Gather up the lines that contain "tileset".

Dataset excerpts
[Start]

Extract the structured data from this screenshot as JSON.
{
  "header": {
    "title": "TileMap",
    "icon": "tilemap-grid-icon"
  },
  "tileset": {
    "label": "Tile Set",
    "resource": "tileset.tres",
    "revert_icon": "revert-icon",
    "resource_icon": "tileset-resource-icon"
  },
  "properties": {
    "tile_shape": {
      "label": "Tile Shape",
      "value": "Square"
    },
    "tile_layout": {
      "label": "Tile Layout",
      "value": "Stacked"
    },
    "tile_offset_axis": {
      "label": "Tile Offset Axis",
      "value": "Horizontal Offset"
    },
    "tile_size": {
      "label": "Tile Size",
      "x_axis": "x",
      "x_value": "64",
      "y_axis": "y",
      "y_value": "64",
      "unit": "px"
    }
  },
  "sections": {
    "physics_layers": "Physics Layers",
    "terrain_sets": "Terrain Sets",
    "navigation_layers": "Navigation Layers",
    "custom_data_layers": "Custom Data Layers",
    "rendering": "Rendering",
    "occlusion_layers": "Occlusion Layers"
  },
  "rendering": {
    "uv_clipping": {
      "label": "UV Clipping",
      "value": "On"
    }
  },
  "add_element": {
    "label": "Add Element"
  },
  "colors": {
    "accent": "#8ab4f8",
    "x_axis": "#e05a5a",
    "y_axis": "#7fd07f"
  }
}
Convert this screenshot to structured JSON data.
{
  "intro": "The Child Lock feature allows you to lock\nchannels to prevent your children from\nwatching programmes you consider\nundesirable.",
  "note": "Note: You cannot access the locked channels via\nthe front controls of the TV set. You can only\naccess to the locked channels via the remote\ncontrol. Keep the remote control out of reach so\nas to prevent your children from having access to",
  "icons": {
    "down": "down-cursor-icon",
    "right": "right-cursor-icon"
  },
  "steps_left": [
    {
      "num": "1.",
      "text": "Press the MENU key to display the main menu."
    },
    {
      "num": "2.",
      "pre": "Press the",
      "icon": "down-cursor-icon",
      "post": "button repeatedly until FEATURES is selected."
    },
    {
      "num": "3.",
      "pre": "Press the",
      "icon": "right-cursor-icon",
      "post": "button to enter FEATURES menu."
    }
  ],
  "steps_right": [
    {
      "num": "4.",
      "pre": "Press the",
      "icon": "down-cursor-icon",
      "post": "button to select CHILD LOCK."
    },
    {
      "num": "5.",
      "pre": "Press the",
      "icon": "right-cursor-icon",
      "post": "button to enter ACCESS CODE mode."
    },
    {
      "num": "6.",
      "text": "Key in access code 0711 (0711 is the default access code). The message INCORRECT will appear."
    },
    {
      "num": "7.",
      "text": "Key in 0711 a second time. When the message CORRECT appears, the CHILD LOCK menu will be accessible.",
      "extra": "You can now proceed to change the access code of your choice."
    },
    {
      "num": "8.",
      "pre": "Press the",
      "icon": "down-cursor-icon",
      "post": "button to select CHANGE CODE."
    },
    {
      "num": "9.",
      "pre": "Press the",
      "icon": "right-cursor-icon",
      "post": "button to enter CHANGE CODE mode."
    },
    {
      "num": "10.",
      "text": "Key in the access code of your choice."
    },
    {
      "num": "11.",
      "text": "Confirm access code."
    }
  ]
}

[End]

▶ [ANSWER FOR THIS EXERCISE]
  "tileset": {
    "resource": "tileset.tres",
    "resource_icon": "tileset-resource-icon"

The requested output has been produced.